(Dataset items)
_ _ _

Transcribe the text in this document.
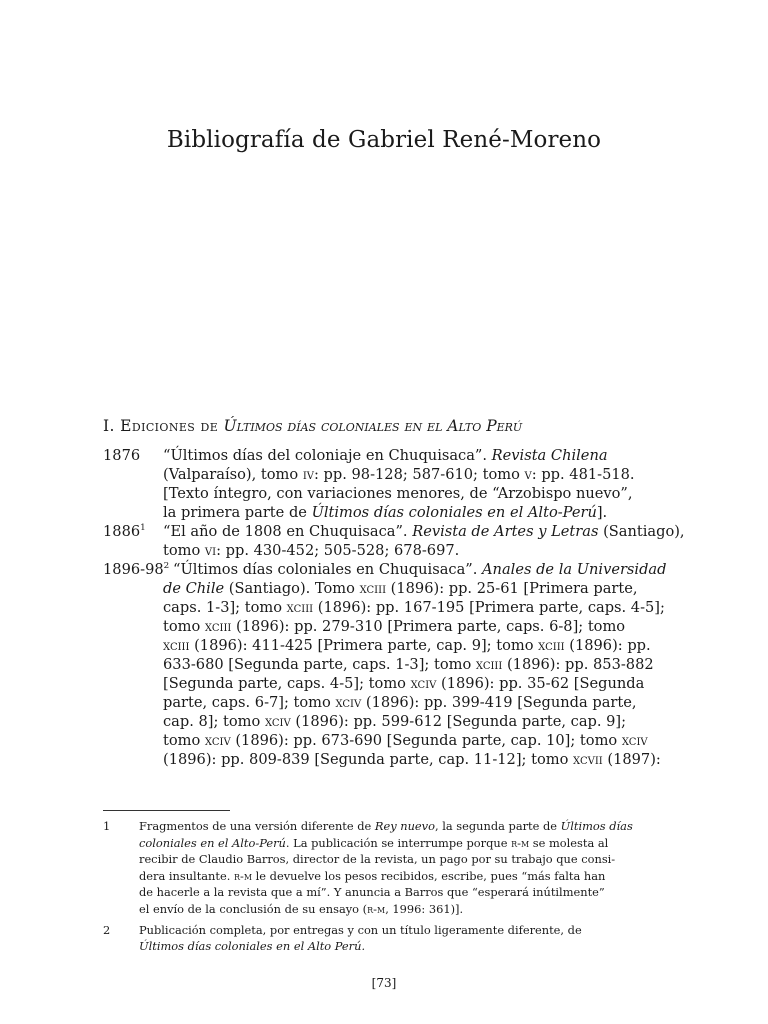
Bibliografía de Gabriel René-Moreno
I. Ediciones de Últimos días coloniales en el Alto Perú
1876 “Últimos días del coloniaje en Chuquisaca”. Revista Chilena
(Valparaíso), tomo iv: pp. 98-128; 587-610; tomo v: pp. 481-518.
[Texto íntegro, con variaciones menores, de “Arzobispo nuevo”,
la primera parte de Últimos días coloniales en el Alto-Perú].
1886$^1$ “El año de 1808 en Chuquisaca”. Revista de Artes y Letras (Santiago),
tomo vi: pp. 430-452; 505-528; 678-697.
$1896-98^2$ “Últimos días coloniales en Chuquisaca”. Anales de la Universidad
de Chile (Santiago). Tomo xciii (1896): pp. 25-61 [Primera parte,
caps. 1-3]; tomo xciii (1896): pp. 167-195 [Primera parte, caps. 4-5];
tomo xciii (1896): pp. 279-310 [Primera parte, caps. 6-8]; tomo
xciii (1896): 411-425 [Primera parte, cap. 9]; tomo xciii (1896): pp.
633-680 [Segunda parte, caps. 1-3]; tomo xciii (1896): pp. 853-882
[Segunda parte, caps. 4-5]; tomo xciv (1896): pp. 35-62 [Segunda
parte, caps. 6-7]; tomo xciv (1896): pp. 399-419 [Segunda parte,
cap. 8]; tomo xciv (1896): pp. 599-612 [Segunda parte, cap. 9];
tomo xciv (1896): pp. 673-690 [Segunda parte, cap. 10]; tomo xciv
(1896): pp. 809-839 [Segunda parte, cap. 11-12]; tomo xcvii (1897):
1	Fragmentos de una versión diferente de Rey nuevo, la segunda parte de Últimos días
coloniales en el Alto-Perú. La publicación se interrumpe porque r-m se molesta al
recibir de Claudio Barros, director de la revista, un pago por su trabajo que consi-
dera insultante. r-m le devuelve los pesos recibidos, escribe, pues “más falta han
de hacerle a la revista que a mí”. Y anuncia a Barros que “esperará inútilmente”
el envío de la conclusión de su ensayo (r-m, 1996: 361)].
2	Publicación completa, por entregas y con un título ligeramente diferente, de
Últimos días coloniales en el Alto Perú.
[73]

_ _ _

TASK DETAILS: Copy the whole of the material above exactly, but not its images.

EXERCISE SOLUTION:
Transcribe the text in this document.
Bibliografía de Gabriel René-Moreno
I. Ediciones de Últimos días coloniales en el Alto Perú
1876 “Últimos días del coloniaje en Chuquisaca”. Revista Chilena
(Valparaíso), tomo iv: pp. 98-128; 587-610; tomo v: pp. 481-518.
[Texto íntegro, con variaciones menores, de “Arzobispo nuevo”,
la primera parte de Últimos días coloniales en el Alto-Perú].
1886$^1$ “El año de 1808 en Chuquisaca”. Revista de Artes y Letras (Santiago),
tomo vi: pp. 430-452; 505-528; 678-697.
$1896-98^2$ “Últimos días coloniales en Chuquisaca”. Anales de la Universidad
de Chile (Santiago). Tomo xciii (1896): pp. 25-61 [Primera parte,
caps. 1-3]; tomo xciii (1896): pp. 167-195 [Primera parte, caps. 4-5];
tomo xciii (1896): pp. 279-310 [Primera parte, caps. 6-8]; tomo
xciii (1896): 411-425 [Primera parte, cap. 9]; tomo xciii (1896): pp.
633-680 [Segunda parte, caps. 1-3]; tomo xciii (1896): pp. 853-882
[Segunda parte, caps. 4-5]; tomo xciv (1896): pp. 35-62 [Segunda
parte, caps. 6-7]; tomo xciv (1896): pp. 399-419 [Segunda parte,
cap. 8]; tomo xciv (1896): pp. 599-612 [Segunda parte, cap. 9];
tomo xciv (1896): pp. 673-690 [Segunda parte, cap. 10]; tomo xciv
(1896): pp. 809-839 [Segunda parte, cap. 11-12]; tomo xcvii (1897):
1	Fragmentos de una versión diferente de Rey nuevo, la segunda parte de Últimos días
coloniales en el Alto-Perú. La publicación se interrumpe porque r-m se molesta al
recibir de Claudio Barros, director de la revista, un pago por su trabajo que consi-
dera insultante. r-m le devuelve los pesos recibidos, escribe, pues “más falta han
de hacerle a la revista que a mí”. Y anuncia a Barros que “esperará inútilmente”
el envío de la conclusión de su ensayo (r-m, 1996: 361)].
2	Publicación completa, por entregas y con un título ligeramente diferente, de
Últimos días coloniales en el Alto Perú.
[73]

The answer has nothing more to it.